Collected data entries:
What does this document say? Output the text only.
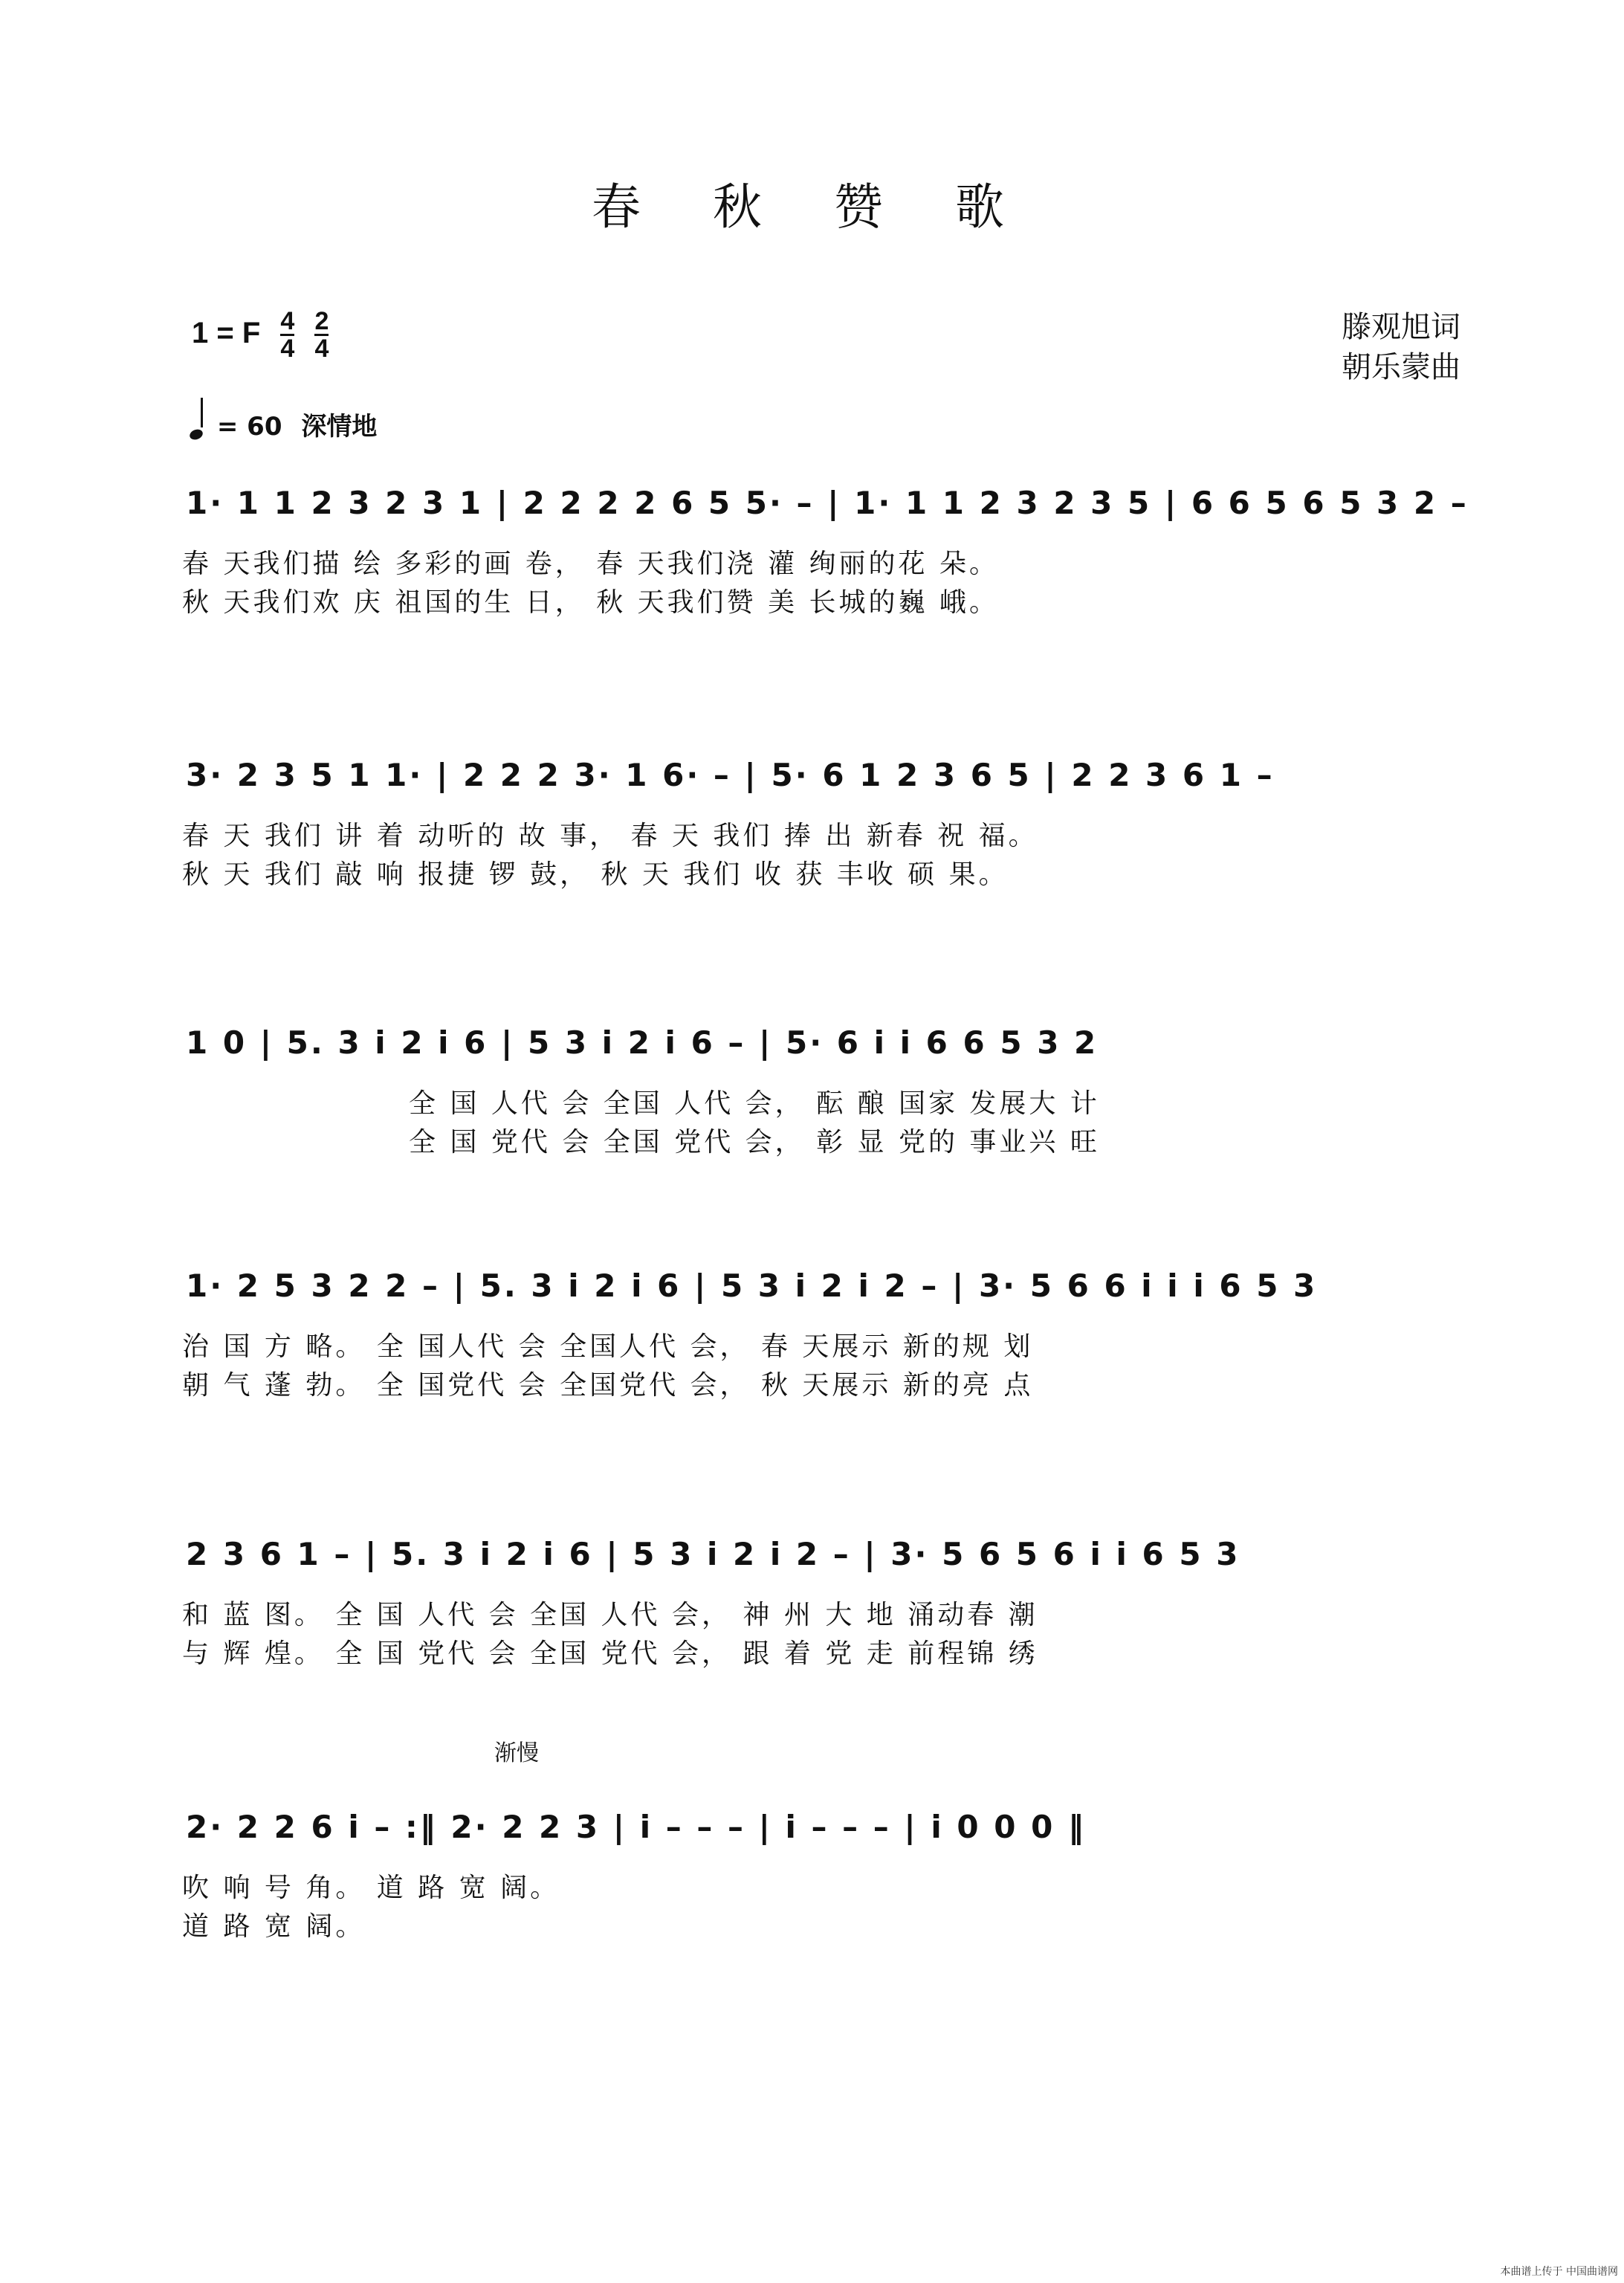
春 秋 赞 歌
1 = F $\frac{4}{4}$
$\frac{2}{4}$	滕观旭词
朝乐蒙曲
= 60 深情地
1· 1 1 2 3 2 3 1 | 2 2 2 2 6 5 5· – | 1· 1 1 2 3 2 3 5 | 6 6 5 6 5 3 2 –
春 天我们描 绘 多彩的画 卷， 春 天我们浇 灌 绚丽的花 朵。
秋 天我们欢 庆 祖国的生 日， 秋 天我们赞 美 长城的巍 峨。
3· 2 3 5 1 1· | 2 2 2 3· 1 6· – | 5· 6 1 2 3 6 5 | 2 2 3 6 1 –
春 天 我们 讲 着 动听的 故 事， 春 天 我们 捧 出 新春 祝 福。
秋 天 我们 敲 响 报捷 锣 鼓， 秋 天 我们 收 获 丰收 硕 果。
1 0 | 5. 3 i 2 i 6 | 5 3 i 2 i 6 – | 5· 6 i i 6 6 5 3 2
全 国 人代 会 全国 人代 会， 酝 酿 国家 发展大 计
全 国 党代 会 全国 党代 会， 彰 显 党的 事业兴 旺
1· 2 5 3 2 2 – | 5. 3 i 2 i 6 | 5 3 i 2 i 2 – | 3· 5 6 6 i i i 6 5 3
治 国 方 略。 全 国人代 会 全国人代 会， 春 天展示 新的规 划
朝 气 蓬 勃。 全 国党代 会 全国党代 会， 秋 天展示 新的亮 点
2 3 6 1 – | 5. 3 i 2 i 6 | 5 3 i 2 i 2 – | 3· 5 6 5 6 i i 6 5 3
和 蓝 图。 全 国 人代 会 全国 人代 会， 神 州 大 地 涌动春 潮
与 辉 煌。 全 国 党代 会 全国 党代 会， 跟 着 党 走 前程锦 绣
渐慢
2· 2 2 6 i – :‖ 2· 2 2 3 | i – – – | i – – – | i 0 0 0 ‖
吹 响 号 角。 道 路 宽 阔。
道 路 宽 阔。
本曲谱上传于 中国曲谱网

▸ **TASK**
Print out every entry above without changing a word, and leave out the pictures.

▸ **TASK SOLUTION**
What does this document say? Output the text only.
春 秋 赞 歌
1 = F $\frac{4}{4}$
$\frac{2}{4}$	滕观旭词
朝乐蒙曲
= 60 深情地
1· 1 1 2 3 2 3 1 | 2 2 2 2 6 5 5· – | 1· 1 1 2 3 2 3 5 | 6 6 5 6 5 3 2 –
春 天我们描 绘 多彩的画 卷， 春 天我们浇 灌 绚丽的花 朵。
秋 天我们欢 庆 祖国的生 日， 秋 天我们赞 美 长城的巍 峨。
3· 2 3 5 1 1· | 2 2 2 3· 1 6· – | 5· 6 1 2 3 6 5 | 2 2 3 6 1 –
春 天 我们 讲 着 动听的 故 事， 春 天 我们 捧 出 新春 祝 福。
秋 天 我们 敲 响 报捷 锣 鼓， 秋 天 我们 收 获 丰收 硕 果。
1 0 | 5. 3 i 2 i 6 | 5 3 i 2 i 6 – | 5· 6 i i 6 6 5 3 2
全 国 人代 会 全国 人代 会， 酝 酿 国家 发展大 计
全 国 党代 会 全国 党代 会， 彰 显 党的 事业兴 旺
1· 2 5 3 2 2 – | 5. 3 i 2 i 6 | 5 3 i 2 i 2 – | 3· 5 6 6 i i i 6 5 3
治 国 方 略。 全 国人代 会 全国人代 会， 春 天展示 新的规 划
朝 气 蓬 勃。 全 国党代 会 全国党代 会， 秋 天展示 新的亮 点
2 3 6 1 – | 5. 3 i 2 i 6 | 5 3 i 2 i 2 – | 3· 5 6 5 6 i i 6 5 3
和 蓝 图。 全 国 人代 会 全国 人代 会， 神 州 大 地 涌动春 潮
与 辉 煌。 全 国 党代 会 全国 党代 会， 跟 着 党 走 前程锦 绣
渐慢
2· 2 2 6 i – :‖ 2· 2 2 3 | i – – – | i – – – | i 0 0 0 ‖
吹 响 号 角。 道 路 宽 阔。
道 路 宽 阔。
本曲谱上传于 中国曲谱网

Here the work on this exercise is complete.